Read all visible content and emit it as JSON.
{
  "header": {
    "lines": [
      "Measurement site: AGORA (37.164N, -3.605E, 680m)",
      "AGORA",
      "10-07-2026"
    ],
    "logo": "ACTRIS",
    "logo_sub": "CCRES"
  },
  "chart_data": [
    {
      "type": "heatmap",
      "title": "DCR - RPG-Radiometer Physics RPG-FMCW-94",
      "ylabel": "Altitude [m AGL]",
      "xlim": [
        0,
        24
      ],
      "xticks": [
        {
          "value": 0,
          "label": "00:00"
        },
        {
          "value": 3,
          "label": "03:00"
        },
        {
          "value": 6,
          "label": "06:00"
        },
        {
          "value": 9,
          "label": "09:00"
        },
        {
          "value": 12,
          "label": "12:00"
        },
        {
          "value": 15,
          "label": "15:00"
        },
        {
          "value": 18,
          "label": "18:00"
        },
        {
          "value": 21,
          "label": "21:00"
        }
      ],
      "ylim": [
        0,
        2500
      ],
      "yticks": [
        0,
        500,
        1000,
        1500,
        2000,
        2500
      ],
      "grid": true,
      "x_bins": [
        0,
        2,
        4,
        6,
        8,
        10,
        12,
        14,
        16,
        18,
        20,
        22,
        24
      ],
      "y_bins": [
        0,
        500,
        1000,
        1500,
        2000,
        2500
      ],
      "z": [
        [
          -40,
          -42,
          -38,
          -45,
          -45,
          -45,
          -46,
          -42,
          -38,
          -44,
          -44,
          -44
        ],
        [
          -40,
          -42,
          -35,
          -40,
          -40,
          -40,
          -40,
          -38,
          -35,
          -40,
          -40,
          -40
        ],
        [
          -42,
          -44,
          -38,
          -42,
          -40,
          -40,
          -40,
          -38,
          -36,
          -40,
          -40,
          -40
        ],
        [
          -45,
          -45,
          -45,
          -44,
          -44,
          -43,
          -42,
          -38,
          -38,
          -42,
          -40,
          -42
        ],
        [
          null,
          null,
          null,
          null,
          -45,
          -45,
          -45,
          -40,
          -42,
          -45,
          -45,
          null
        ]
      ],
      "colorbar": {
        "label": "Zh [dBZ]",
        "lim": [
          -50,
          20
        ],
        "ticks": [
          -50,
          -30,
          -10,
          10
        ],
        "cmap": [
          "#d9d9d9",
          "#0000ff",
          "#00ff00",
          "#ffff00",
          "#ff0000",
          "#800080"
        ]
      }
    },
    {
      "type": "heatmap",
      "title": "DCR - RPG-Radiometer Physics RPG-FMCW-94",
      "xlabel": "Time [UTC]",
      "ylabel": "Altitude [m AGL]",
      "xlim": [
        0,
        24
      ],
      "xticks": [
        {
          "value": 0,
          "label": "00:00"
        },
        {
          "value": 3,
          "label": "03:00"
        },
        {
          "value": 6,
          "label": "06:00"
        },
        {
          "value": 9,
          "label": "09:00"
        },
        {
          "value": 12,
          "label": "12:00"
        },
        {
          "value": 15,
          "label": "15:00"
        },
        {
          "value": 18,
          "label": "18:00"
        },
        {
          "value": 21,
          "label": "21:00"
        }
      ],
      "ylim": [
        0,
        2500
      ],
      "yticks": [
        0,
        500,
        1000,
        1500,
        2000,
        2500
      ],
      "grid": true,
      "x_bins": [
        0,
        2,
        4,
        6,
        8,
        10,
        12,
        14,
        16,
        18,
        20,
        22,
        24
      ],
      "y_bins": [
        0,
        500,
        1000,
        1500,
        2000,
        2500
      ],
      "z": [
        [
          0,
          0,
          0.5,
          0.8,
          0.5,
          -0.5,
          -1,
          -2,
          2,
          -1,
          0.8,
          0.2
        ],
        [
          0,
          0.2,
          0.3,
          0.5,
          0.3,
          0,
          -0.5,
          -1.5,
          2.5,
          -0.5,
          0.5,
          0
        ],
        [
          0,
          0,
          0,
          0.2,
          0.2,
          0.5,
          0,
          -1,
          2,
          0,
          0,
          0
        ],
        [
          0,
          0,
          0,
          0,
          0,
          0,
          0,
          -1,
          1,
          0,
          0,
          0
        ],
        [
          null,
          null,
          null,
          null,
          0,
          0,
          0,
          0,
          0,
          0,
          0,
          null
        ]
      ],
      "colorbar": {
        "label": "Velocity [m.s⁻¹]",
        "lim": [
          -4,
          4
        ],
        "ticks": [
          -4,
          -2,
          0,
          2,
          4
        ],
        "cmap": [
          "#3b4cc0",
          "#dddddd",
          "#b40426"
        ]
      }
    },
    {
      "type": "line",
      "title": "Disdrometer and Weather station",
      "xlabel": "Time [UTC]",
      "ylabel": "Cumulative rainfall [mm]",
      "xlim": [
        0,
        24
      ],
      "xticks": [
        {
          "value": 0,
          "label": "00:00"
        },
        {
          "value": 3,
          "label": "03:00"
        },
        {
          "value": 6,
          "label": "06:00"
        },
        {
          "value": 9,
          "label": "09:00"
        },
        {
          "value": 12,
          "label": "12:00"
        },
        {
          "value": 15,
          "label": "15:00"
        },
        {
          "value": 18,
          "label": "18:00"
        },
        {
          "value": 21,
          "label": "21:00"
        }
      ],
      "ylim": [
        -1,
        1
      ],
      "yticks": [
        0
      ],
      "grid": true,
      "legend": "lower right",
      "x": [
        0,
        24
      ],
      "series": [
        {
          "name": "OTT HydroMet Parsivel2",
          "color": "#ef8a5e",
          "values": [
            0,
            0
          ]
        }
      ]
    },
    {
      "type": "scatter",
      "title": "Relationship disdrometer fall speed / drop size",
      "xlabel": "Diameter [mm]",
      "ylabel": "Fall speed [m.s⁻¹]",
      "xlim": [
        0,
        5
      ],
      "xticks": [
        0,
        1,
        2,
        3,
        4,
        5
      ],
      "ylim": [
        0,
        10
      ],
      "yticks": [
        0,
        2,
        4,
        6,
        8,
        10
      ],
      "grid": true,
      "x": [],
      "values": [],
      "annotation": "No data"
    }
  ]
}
⁂
■ What the task requires ■
Pull out every line of the records that includes the string "AGORA".

■ Exercise result ■
      "Measurement site: AGORA (37.164N, -3.605E, 680m)",
      "AGORA",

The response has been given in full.